>> start Exercise material

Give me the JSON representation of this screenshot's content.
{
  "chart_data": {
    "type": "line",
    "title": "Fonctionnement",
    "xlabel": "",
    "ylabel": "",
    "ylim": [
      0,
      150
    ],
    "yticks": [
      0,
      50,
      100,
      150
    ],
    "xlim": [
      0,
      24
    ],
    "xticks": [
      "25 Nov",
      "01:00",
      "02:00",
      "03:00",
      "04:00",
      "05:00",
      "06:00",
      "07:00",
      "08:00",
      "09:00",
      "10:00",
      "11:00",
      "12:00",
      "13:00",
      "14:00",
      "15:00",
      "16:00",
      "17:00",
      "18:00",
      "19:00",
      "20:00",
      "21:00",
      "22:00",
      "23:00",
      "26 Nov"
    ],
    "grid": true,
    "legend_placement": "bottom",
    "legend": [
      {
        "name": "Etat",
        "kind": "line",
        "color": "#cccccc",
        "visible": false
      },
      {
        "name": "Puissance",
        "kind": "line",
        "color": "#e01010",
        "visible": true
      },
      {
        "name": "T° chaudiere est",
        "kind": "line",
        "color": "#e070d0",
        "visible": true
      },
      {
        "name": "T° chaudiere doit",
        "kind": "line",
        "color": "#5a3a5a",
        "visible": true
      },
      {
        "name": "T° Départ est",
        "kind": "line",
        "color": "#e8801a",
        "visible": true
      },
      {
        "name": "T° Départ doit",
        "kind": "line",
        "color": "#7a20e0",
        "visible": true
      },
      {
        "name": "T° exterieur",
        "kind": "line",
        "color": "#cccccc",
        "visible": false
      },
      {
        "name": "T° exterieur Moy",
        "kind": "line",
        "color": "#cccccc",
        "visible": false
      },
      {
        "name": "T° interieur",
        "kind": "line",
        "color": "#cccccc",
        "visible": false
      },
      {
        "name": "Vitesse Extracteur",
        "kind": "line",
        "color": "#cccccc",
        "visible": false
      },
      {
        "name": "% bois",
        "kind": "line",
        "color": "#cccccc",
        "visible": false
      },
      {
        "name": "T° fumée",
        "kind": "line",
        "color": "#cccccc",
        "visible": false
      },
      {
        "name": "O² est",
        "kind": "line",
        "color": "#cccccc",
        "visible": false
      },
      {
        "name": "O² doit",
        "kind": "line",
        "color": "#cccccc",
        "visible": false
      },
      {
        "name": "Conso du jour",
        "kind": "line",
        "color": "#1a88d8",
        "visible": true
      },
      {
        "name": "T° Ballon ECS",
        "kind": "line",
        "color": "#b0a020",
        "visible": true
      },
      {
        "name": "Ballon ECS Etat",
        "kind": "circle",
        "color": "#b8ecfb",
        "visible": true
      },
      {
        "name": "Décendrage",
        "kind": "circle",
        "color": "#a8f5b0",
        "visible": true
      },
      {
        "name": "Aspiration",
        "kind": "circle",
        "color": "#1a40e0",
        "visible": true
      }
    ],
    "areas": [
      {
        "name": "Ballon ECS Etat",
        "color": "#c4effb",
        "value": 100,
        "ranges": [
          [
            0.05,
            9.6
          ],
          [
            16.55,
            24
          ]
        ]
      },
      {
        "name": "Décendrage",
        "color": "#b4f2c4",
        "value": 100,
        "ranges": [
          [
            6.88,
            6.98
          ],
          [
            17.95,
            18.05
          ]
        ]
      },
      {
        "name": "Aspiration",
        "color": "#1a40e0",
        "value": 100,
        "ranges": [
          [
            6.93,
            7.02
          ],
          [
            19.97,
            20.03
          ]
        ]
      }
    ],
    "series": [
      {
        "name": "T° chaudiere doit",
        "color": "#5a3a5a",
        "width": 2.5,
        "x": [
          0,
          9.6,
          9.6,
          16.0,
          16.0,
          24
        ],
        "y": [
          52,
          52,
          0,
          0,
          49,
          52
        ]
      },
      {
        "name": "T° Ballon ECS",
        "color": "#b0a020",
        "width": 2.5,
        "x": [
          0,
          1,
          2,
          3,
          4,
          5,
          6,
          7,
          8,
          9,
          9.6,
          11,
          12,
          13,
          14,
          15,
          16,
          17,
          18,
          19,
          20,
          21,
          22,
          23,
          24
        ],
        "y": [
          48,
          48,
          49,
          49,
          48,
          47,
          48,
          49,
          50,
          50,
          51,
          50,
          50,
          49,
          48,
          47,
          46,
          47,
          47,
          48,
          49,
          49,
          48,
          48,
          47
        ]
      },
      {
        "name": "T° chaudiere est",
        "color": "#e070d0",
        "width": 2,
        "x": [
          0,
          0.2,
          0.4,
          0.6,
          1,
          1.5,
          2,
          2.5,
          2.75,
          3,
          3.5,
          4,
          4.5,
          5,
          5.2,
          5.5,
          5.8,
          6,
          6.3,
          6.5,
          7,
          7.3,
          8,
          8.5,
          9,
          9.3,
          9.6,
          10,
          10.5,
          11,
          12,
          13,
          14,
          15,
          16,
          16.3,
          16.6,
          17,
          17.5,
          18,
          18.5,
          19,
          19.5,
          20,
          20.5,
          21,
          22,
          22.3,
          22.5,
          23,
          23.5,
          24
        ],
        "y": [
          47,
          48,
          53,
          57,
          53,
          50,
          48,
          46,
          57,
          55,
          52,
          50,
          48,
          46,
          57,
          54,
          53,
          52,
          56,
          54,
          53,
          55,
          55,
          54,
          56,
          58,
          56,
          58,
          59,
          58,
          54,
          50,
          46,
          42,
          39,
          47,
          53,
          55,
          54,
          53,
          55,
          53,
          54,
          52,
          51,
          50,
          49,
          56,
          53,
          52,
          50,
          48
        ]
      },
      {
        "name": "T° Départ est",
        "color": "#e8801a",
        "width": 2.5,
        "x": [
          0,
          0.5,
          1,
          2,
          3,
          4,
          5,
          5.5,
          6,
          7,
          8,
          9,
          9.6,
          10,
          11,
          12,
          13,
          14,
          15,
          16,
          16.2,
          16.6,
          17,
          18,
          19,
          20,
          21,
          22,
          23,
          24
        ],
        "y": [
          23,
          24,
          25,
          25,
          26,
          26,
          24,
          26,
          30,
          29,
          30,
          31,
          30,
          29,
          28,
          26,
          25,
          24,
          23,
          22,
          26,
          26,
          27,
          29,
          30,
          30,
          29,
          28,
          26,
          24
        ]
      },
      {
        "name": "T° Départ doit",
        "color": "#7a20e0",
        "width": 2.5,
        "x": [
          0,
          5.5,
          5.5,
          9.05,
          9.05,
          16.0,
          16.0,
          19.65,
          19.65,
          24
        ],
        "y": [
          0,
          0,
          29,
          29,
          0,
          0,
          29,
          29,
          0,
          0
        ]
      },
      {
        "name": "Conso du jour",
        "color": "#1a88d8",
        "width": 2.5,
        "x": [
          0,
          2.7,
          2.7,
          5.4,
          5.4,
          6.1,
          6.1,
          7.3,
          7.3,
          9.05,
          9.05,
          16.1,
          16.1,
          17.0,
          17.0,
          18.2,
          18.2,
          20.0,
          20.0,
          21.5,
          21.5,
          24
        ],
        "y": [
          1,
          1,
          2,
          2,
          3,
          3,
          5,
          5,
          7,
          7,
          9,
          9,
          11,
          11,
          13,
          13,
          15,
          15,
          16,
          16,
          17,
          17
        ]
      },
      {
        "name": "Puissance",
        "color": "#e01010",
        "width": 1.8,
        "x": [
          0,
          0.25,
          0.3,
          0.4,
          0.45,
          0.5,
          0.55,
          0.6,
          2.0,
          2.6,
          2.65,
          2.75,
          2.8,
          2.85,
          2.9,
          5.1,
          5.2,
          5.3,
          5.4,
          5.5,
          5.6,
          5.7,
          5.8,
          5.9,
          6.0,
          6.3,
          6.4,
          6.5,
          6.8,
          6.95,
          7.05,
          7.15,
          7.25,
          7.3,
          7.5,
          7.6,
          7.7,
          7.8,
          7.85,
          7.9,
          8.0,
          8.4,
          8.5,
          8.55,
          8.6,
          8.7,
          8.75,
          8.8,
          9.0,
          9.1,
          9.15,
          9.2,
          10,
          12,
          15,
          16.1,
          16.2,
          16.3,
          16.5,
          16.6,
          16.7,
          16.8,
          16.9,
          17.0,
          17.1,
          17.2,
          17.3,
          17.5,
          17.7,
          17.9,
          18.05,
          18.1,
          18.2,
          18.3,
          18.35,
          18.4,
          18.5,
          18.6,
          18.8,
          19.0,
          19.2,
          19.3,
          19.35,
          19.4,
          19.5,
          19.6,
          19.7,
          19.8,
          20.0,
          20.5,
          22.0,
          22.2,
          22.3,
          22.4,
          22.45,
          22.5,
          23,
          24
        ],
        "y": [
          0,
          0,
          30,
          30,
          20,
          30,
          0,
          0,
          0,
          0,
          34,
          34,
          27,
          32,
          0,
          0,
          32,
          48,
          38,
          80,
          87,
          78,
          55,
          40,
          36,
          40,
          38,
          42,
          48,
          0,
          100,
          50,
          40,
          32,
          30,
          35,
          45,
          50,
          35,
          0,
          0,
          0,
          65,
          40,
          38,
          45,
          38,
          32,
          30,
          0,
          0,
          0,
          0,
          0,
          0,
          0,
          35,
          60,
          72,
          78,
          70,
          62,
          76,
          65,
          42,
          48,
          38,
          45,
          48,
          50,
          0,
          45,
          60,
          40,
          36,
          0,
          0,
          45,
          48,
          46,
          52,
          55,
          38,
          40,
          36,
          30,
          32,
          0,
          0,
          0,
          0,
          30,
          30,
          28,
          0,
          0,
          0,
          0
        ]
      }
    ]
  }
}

>> end Exercise material

**What you should do:** Using the listing, say how many lines include the word "exterieur", and add nothing else.

**Answer to this problem:** 2